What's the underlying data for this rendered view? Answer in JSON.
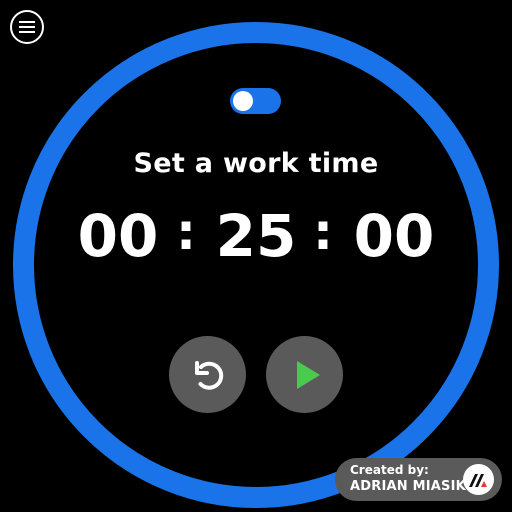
{
  "theme": {
    "accent": "#1a73e8",
    "play_green": "#4cc94f",
    "button_gray": "#5a5a5a",
    "logo_red": "#e53935"
  },
  "menu": {
    "icon": "menu-icon"
  },
  "mode_toggle": {
    "state": "off"
  },
  "heading": "Set a work time",
  "timer": {
    "hours": "00",
    "minutes": "25",
    "seconds": "00",
    "separator": ":"
  },
  "controls": {
    "reset_icon": "reset-icon",
    "play_icon": "play-icon"
  },
  "credit": {
    "label": "Created by:",
    "author": "ADRIAN MIASIK",
    "logo_icon": "author-logo-icon"
  }
}
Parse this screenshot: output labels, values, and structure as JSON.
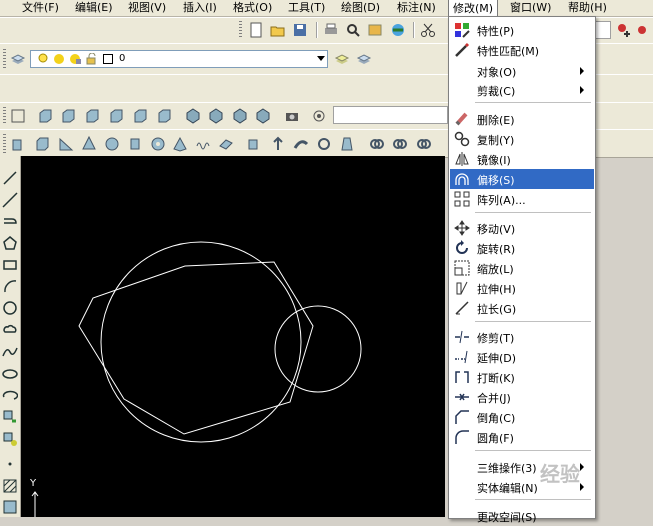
{
  "menubar": {
    "items": [
      {
        "label": "文件(F)"
      },
      {
        "label": "编辑(E)"
      },
      {
        "label": "视图(V)"
      },
      {
        "label": "插入(I)"
      },
      {
        "label": "格式(O)"
      },
      {
        "label": "工具(T)"
      },
      {
        "label": "绘图(D)"
      },
      {
        "label": "标注(N)"
      },
      {
        "label": "修改(M)",
        "active": true
      },
      {
        "label": "窗口(W)"
      },
      {
        "label": "帮助(H)"
      }
    ]
  },
  "layer": {
    "current_name": "0"
  },
  "modify_menu": {
    "items": [
      {
        "label": "特性(P)",
        "icon": "properties-icon"
      },
      {
        "label": "特性匹配(M)",
        "icon": "match-properties-icon"
      },
      {
        "label": "对象(O)",
        "submenu": true
      },
      {
        "label": "剪裁(C)",
        "submenu": true
      },
      {
        "label": "删除(E)",
        "icon": "erase-icon"
      },
      {
        "label": "复制(Y)",
        "icon": "copy-icon"
      },
      {
        "label": "镜像(I)",
        "icon": "mirror-icon"
      },
      {
        "label": "偏移(S)",
        "icon": "offset-icon",
        "highlighted": true
      },
      {
        "label": "阵列(A)...",
        "icon": "array-icon"
      },
      {
        "label": "移动(V)",
        "icon": "move-icon"
      },
      {
        "label": "旋转(R)",
        "icon": "rotate-icon"
      },
      {
        "label": "缩放(L)",
        "icon": "scale-icon"
      },
      {
        "label": "拉伸(H)",
        "icon": "stretch-icon"
      },
      {
        "label": "拉长(G)",
        "icon": "lengthen-icon"
      },
      {
        "label": "修剪(T)",
        "icon": "trim-icon"
      },
      {
        "label": "延伸(D)",
        "icon": "extend-icon"
      },
      {
        "label": "打断(K)",
        "icon": "break-icon"
      },
      {
        "label": "合并(J)",
        "icon": "join-icon"
      },
      {
        "label": "倒角(C)",
        "icon": "chamfer-icon"
      },
      {
        "label": "圆角(F)",
        "icon": "fillet-icon"
      },
      {
        "label": "三维操作(3)",
        "submenu": true
      },
      {
        "label": "实体编辑(N)",
        "submenu": true
      },
      {
        "label": "更改空间(S)"
      }
    ]
  },
  "ucs": {
    "axis_label": "Y"
  },
  "watermark": {
    "text": "经验"
  },
  "colors": {
    "canvas": "#000000",
    "highlight": "#316ac5",
    "menubar": "#ece9d8"
  }
}
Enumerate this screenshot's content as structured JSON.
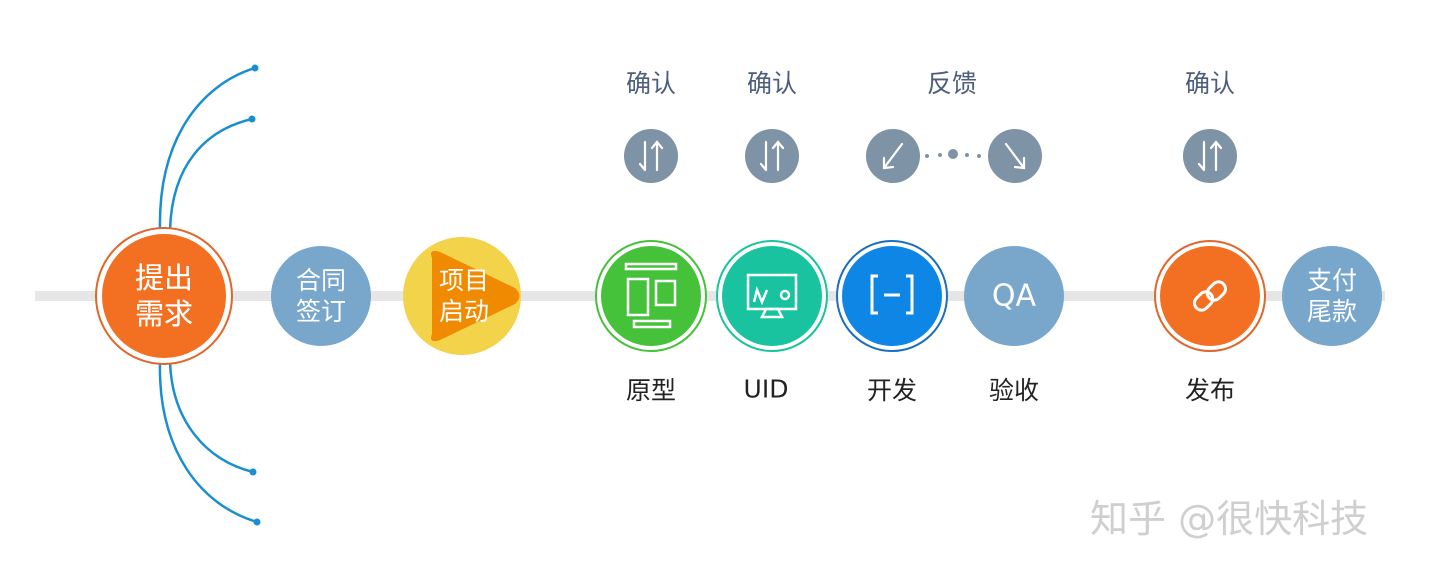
{
  "colors": {
    "track": "#e6e6e6",
    "orange": "#f36f21",
    "slate": "#78a7cb",
    "yellow": "#f3d34a",
    "play": "#f08a00",
    "green": "#46c13a",
    "teal": "#19c3a0",
    "blue": "#0d86e6",
    "arrow_bg": "#7e93a6",
    "curve": "#1a8fd0"
  },
  "nodes": {
    "requirement": "提出需求",
    "requirement_l1": "提出",
    "requirement_l2": "需求",
    "contract_l1": "合同",
    "contract_l2": "签订",
    "kickoff_l1": "项目",
    "kickoff_l2": "启动",
    "prototype": {
      "label": "原型",
      "icon": "layout-icon"
    },
    "uid": {
      "label": "UID",
      "icon": "monitor-icon"
    },
    "dev": {
      "label": "开发",
      "icon": "bracket-code-icon"
    },
    "qa": {
      "label": "验收",
      "badge": "QA"
    },
    "release": {
      "label": "发布",
      "icon": "link-icon"
    },
    "payment_l1": "支付",
    "payment_l2": "尾款"
  },
  "top_labels": [
    "确认",
    "确认",
    "反馈",
    "确认"
  ],
  "watermark": "知乎 @很快科技"
}
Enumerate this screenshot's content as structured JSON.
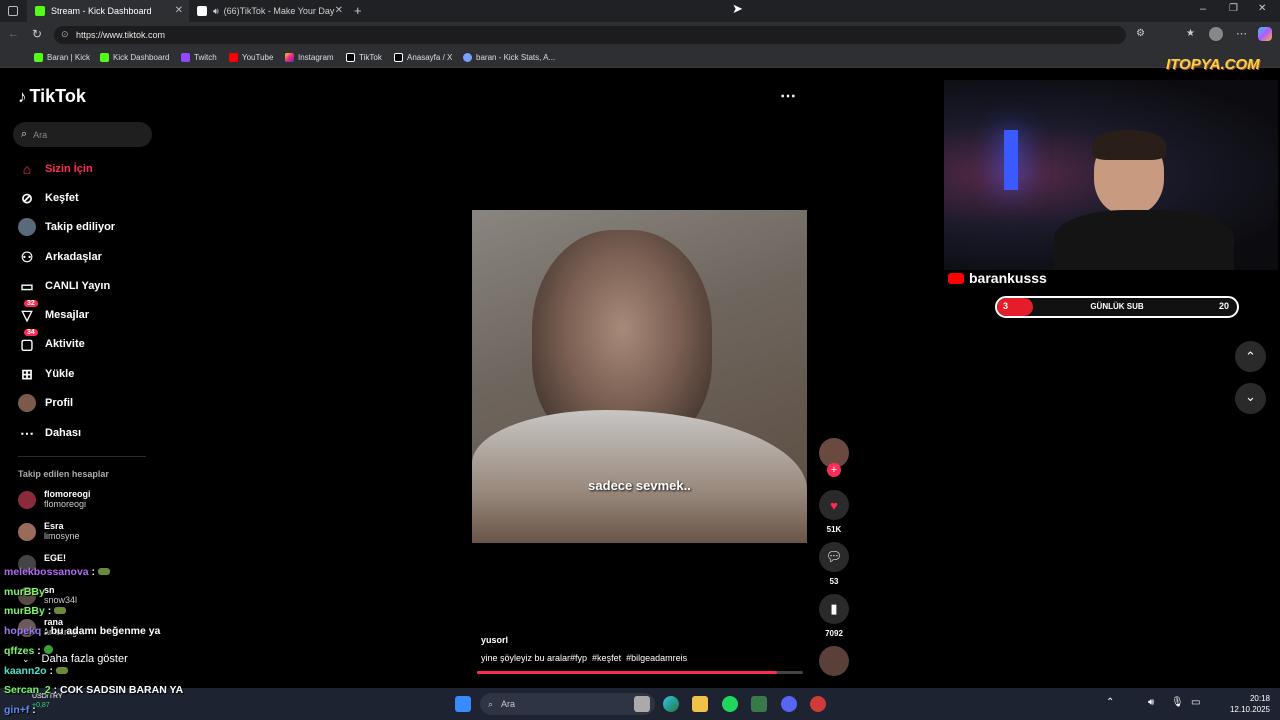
{
  "browser": {
    "tabs": [
      {
        "title": "Stream - Kick Dashboard",
        "active": true
      },
      {
        "title": "(66)TikTok - Make Your Day",
        "active": false
      }
    ],
    "url": "https://www.tiktok.com",
    "bookmarks": [
      "Baran | Kick",
      "Kick Dashboard",
      "Twitch",
      "YouTube",
      "Instagram",
      "TikTok",
      "Anasayfa / X",
      "baran - Kick Stats, A..."
    ]
  },
  "tiktok": {
    "logo": "TikTok",
    "search_placeholder": "Ara",
    "nav": [
      {
        "label": "Sizin İçin",
        "icon": "home-icon",
        "active": true
      },
      {
        "label": "Keşfet",
        "icon": "compass-icon"
      },
      {
        "label": "Takip ediliyor",
        "icon": "following-avatar-icon"
      },
      {
        "label": "Arkadaşlar",
        "icon": "friends-icon"
      },
      {
        "label": "CANLI Yayın",
        "icon": "live-icon"
      },
      {
        "label": "Mesajlar",
        "icon": "messages-icon",
        "badge": "32"
      },
      {
        "label": "Aktivite",
        "icon": "activity-icon",
        "badge": "34"
      },
      {
        "label": "Yükle",
        "icon": "upload-icon"
      },
      {
        "label": "Profil",
        "icon": "profile-avatar-icon"
      },
      {
        "label": "Dahası",
        "icon": "more-icon"
      }
    ],
    "following_header": "Takip edilen hesaplar",
    "following": [
      {
        "name": "flomoreogi",
        "handle": "flomoreogi"
      },
      {
        "name": "Esra",
        "handle": "limosyne"
      },
      {
        "name": "EGE!",
        "handle": ""
      },
      {
        "name": "sn",
        "handle": "snow34l"
      },
      {
        "name": "rana",
        "handle": "anaarag..."
      }
    ],
    "show_more": "Daha fazla göster",
    "video": {
      "subtitle": "sadece sevmek..",
      "author": "yusorl",
      "caption": "yine şöyleyiz bu aralar#fyp  #keşfet  #bilgeadamreis",
      "likes": "51K",
      "comments": "53",
      "saves": "7092"
    }
  },
  "stream_overlay": {
    "site_watermark": "ITOPYA.COM",
    "channel": "barankusss",
    "sub_goal_label": "GÜNLÜK SUB",
    "sub_goal_current": "3",
    "sub_goal_target": "20",
    "sub_goal_fraction": 0.15,
    "chat": [
      {
        "user": "melekbossanova",
        "msg": "",
        "color": "#b06af5"
      },
      {
        "user": "murBBy",
        "msg": "",
        "color": "#7cf56a"
      },
      {
        "user": "murBBy",
        "msg": "",
        "color": "#7cf56a"
      },
      {
        "user": "hopekq",
        "msg": "bu adamı beğenme ya",
        "color": "#9a7af5"
      },
      {
        "user": "qffzes",
        "msg": "",
        "color": "#7cf56a"
      },
      {
        "user": "kaann2o",
        "msg": "",
        "color": "#4fe1c8"
      },
      {
        "user": "Sercan_2",
        "msg": "COK SADSIN BARAN YA",
        "color": "#7cf56a"
      },
      {
        "user": "gin+f",
        "msg": "",
        "color": "#5f8af5"
      }
    ]
  },
  "taskbar": {
    "search_placeholder": "Ara",
    "ticker_label": "USD/TRY",
    "ticker_value": "+0,87",
    "time": "20:18",
    "date": "12.10.2025"
  }
}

++++++++++++++++++++

▶ **Required task**: Search the listing for the word "avatar" and return each line that holds it.

▶ **Exercise answer**:
        "icon": "following-avatar-icon"
        "icon": "profile-avatar-icon"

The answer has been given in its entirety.